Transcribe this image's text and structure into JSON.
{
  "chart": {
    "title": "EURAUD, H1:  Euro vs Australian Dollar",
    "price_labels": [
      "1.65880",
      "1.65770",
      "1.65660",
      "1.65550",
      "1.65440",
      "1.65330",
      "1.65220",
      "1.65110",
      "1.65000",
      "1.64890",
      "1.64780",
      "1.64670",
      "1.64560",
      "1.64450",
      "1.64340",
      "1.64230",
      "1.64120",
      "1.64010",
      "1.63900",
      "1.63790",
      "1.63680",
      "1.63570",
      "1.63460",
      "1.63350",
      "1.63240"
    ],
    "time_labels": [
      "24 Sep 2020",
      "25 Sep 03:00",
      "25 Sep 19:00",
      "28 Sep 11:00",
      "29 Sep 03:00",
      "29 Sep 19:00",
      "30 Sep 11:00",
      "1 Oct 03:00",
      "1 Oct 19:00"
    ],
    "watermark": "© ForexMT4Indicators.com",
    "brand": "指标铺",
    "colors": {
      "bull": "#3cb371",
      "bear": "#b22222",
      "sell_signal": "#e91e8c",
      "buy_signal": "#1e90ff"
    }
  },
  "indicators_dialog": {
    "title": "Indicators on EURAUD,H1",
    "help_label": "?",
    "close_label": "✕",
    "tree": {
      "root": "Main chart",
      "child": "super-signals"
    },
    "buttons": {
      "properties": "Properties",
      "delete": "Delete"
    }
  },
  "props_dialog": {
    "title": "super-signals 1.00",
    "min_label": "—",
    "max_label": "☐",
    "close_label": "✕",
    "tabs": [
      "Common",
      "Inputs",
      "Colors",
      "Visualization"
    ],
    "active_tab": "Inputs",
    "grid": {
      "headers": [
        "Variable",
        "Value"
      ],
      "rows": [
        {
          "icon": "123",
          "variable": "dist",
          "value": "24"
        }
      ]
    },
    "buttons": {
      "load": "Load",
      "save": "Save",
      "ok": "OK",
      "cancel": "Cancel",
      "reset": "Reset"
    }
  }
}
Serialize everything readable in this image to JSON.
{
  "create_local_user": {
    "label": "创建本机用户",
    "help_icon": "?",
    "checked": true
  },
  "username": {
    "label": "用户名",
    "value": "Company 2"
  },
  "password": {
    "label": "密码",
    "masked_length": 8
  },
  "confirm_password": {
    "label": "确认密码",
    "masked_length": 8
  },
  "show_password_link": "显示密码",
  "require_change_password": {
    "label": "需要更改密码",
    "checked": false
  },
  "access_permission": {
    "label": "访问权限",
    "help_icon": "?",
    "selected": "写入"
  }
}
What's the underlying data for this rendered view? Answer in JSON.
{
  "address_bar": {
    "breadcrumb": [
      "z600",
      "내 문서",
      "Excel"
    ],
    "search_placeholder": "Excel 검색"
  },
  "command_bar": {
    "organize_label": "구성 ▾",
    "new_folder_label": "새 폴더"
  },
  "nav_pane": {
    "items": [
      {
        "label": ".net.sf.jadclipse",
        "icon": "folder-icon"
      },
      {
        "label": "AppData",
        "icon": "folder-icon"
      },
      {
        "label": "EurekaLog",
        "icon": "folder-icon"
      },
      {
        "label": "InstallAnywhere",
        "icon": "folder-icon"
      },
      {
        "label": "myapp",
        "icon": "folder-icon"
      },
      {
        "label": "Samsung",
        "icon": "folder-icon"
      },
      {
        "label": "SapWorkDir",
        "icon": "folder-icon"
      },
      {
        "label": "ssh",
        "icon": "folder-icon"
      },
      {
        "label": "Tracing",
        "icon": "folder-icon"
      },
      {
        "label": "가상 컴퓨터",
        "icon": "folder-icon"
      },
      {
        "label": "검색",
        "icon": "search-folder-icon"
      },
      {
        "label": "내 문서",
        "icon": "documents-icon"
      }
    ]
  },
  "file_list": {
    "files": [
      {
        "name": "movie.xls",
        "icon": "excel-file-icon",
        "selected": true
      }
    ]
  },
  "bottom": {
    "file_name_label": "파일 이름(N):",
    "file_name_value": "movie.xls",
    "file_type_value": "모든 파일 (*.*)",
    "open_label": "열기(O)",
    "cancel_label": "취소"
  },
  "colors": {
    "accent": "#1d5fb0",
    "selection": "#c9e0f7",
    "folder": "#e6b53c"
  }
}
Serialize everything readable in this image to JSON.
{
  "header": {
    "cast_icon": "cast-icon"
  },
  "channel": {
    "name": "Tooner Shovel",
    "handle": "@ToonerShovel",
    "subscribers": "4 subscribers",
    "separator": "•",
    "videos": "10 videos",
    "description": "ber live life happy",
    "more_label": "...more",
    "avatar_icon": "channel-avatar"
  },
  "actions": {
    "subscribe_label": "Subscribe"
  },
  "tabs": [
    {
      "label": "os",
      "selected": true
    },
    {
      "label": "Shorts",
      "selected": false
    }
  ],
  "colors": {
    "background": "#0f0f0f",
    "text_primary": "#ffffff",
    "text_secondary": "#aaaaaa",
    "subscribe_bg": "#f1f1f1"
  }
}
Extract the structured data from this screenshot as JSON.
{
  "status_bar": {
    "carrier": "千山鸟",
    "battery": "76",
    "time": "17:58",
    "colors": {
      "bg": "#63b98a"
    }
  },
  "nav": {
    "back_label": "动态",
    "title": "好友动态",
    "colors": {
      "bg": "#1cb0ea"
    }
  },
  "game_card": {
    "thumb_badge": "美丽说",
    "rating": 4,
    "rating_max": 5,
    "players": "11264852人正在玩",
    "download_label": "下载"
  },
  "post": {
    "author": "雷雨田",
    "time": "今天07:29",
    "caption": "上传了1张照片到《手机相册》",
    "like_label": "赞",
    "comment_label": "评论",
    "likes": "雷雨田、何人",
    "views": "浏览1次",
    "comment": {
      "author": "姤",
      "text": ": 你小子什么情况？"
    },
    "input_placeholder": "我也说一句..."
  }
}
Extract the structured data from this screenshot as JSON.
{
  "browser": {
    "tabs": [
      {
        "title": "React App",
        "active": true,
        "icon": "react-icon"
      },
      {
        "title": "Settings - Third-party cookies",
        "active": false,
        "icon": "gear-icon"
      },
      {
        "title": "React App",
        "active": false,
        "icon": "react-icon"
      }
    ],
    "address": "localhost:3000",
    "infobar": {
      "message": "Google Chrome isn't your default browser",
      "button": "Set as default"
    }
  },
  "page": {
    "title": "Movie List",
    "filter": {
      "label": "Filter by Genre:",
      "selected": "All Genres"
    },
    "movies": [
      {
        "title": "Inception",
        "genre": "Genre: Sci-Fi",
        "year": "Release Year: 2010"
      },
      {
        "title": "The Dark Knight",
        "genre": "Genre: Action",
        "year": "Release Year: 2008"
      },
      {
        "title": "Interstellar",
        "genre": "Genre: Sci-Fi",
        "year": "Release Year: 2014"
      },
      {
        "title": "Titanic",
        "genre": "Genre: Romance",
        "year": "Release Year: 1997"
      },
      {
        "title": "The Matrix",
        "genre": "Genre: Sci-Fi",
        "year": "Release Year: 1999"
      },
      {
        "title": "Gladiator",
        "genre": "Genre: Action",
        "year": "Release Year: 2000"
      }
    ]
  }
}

» **Task to complete**
Identify every line above with the string "channel" in it. Copy those lines.

» **Reply to the exercise**
  "channel": {
    "avatar_icon": "channel-avatar"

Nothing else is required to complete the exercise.